■ WHAT NEEDS TO BE DONE: Using the records provided below, locate and copy each line that contains the word "name".
****************************************
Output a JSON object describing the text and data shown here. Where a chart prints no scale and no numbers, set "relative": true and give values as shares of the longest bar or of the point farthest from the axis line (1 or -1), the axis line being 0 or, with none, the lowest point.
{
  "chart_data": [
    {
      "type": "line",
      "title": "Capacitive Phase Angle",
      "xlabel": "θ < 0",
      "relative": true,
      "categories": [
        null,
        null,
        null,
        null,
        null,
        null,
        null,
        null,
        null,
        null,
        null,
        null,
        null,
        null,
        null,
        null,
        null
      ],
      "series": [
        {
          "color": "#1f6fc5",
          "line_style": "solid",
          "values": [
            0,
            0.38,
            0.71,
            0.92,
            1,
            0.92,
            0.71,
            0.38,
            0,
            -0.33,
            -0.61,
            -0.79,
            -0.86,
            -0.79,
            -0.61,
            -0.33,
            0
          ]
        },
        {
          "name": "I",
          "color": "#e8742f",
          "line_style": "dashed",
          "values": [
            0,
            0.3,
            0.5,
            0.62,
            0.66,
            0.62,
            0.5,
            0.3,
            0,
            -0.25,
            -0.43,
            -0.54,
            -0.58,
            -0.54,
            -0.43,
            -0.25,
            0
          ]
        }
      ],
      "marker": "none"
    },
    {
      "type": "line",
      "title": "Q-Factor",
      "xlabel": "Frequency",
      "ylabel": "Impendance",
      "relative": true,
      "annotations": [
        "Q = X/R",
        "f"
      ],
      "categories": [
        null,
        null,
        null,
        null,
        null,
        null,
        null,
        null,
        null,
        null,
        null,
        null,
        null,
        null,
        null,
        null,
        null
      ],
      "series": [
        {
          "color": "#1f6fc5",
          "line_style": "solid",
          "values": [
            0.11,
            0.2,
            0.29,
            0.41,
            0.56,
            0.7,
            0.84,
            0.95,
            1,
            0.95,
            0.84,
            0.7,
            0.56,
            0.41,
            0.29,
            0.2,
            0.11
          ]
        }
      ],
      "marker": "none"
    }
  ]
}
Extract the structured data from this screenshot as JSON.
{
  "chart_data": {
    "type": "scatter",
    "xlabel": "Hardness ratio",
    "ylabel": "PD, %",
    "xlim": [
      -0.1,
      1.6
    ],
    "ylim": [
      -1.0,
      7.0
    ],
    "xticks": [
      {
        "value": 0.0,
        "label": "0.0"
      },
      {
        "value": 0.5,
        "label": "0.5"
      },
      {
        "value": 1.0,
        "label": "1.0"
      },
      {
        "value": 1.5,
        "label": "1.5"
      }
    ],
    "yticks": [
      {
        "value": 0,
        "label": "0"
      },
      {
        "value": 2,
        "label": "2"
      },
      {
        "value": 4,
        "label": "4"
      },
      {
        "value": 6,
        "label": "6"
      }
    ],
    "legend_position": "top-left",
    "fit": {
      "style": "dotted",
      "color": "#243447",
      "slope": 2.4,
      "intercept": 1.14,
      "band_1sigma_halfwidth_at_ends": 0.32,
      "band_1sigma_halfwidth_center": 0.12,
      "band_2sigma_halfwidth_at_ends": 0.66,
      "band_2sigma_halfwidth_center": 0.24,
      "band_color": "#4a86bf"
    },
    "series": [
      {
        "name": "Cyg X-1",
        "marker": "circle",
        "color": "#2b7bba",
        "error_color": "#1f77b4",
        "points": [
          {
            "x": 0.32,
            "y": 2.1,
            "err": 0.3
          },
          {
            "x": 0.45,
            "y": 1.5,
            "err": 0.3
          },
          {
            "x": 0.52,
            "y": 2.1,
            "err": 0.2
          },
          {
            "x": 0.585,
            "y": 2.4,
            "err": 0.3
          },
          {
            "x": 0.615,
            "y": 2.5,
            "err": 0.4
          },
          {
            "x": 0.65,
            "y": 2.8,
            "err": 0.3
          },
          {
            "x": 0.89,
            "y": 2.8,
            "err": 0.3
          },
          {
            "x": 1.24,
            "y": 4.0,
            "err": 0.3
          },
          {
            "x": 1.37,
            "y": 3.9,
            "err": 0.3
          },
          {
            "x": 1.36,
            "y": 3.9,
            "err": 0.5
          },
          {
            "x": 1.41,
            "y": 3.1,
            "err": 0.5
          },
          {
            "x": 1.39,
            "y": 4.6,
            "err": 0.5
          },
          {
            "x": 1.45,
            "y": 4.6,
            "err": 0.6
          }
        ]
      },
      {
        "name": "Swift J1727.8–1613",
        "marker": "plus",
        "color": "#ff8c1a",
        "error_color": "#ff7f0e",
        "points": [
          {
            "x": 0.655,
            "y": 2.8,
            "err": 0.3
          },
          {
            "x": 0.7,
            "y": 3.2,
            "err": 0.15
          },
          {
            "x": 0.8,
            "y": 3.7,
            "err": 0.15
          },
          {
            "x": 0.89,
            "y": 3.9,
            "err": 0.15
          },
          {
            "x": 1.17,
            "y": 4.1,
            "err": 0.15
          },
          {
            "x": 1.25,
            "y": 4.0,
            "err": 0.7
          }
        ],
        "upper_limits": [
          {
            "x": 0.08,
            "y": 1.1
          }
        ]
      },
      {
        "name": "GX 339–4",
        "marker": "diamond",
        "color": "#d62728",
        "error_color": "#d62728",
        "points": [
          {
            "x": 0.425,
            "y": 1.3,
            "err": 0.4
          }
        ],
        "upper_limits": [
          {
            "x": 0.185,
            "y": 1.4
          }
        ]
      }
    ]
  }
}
****************************************
■ FINAL RESULT:
          "name": "I",
        "name": "Cyg X-1",
        "name": "Swift J1727.8–1613",
        "name": "GX 339–4",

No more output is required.